- JOB
Transcribe the abstract below word for word, starting with "Abstract for AISB" and going on through "of human minds.".

- PASSAGE SHOWN
^^^^^^^^^^^^^^^^

Abstract for AISB 2000: How to Design a Functioning Mind
AUTHOR: Dr. Darryl N. Davis,
Department of Computer Science,
The University of Hull,
TITLE: Minds have personalities - Emotion is the core
ABSTRACT
There are many models of mind, and many different exemplars of
agent architectures. Some models of mind map onto computational
designs and some agent architectures are capable of supporting
different models of mind. Many agent architectures are
competency-based designs related to tasks in specific domains
(e.g. COG). The more general frameworks (e.g. ACT-R, AIS, SOAR)
map across tasks and domains. A number of models for synthetic
minds are based on analyses and observations of human minds.
These types of agent architectures are capable of performing
certain behaviour and cognitive competencies associated with a
functioning mind. There is a problem with many of these
approaches when they are applied to the design of a mind
analogous in type to the human mind - there is no core to mind in
any of these theories or designs other than an information
processing architecture. As any specific architecture is applied
to different domains, the information processing content
(knowledge and behaviors) of the architecture changes wholesale.

^^^^^^^^^^^^^^^^

- DATA
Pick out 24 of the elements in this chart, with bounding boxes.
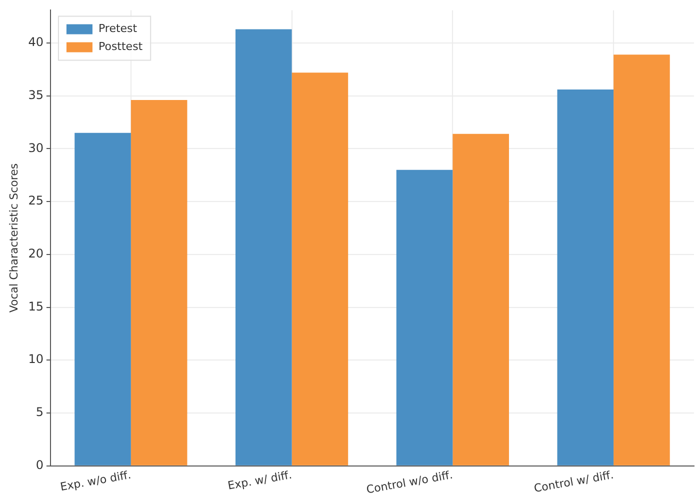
y-tick-label: 15 [28, 299, 44, 314]
x-tick-label: Exp. w/o diff. [59, 468, 132, 494]
y-tick-label: 5 [36, 405, 44, 420]
y-tick-label: 10 [28, 352, 44, 366]
bar [452, 134, 509, 466]
y-tick-label: 40 [28, 35, 44, 50]
y-tick-label: 35 [28, 88, 44, 102]
bar [235, 29, 292, 466]
y-tick-label: 30 [28, 140, 44, 155]
legend-label: Posttest [98, 40, 144, 54]
y-axis-title: Vocal Characteristic Scores [7, 163, 20, 313]
y-tick-label: 0 [36, 458, 44, 472]
x-tick-label: Exp. w/ diff. [226, 468, 293, 492]
bar [396, 170, 453, 466]
bar [130, 100, 188, 466]
bar [557, 89, 614, 466]
bar [292, 72, 348, 466]
y-tick-label: 20 [28, 246, 44, 261]
x-tick-label: Control w/ diff. [532, 468, 615, 496]
x-tick-label: Control w/o diff. [365, 468, 454, 496]
bar [614, 54, 670, 466]
y-tick-label: 25 [28, 194, 44, 208]
bar [74, 132, 131, 466]
legend-label: Pretest [98, 22, 138, 36]
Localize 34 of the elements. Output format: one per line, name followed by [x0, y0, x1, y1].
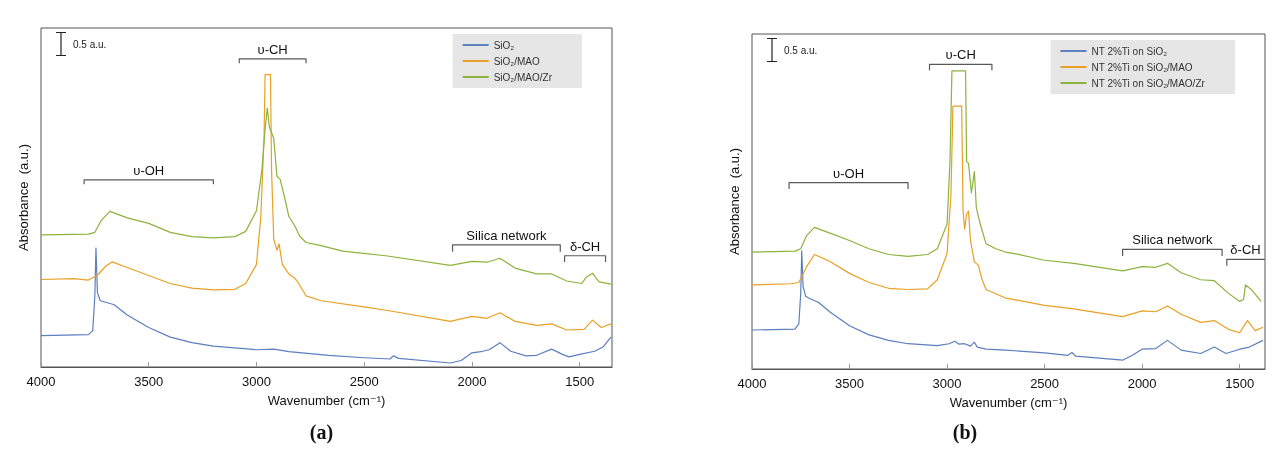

^^^^^^^^^^^^^^^^

- SOLUTION FOR THIS EXERCISE
Abstract for AISB 2000: How to Design a Functioning Mind
AUTHOR: Dr. Darryl N. Davis,
Department of Computer Science,
The University of Hull,
TITLE: Minds have personalities - Emotion is the core
ABSTRACT
There are many models of mind, and many different exemplars of
agent architectures. Some models of mind map onto computational
designs and some agent architectures are capable of supporting
different models of mind. Many agent architectures are
competency-based designs related to tasks in specific domains
(e.g. COG). The more general frameworks (e.g. ACT-R, AIS, SOAR)
map across tasks and domains. A number of models for synthetic
minds are based on analyses and observations of human minds.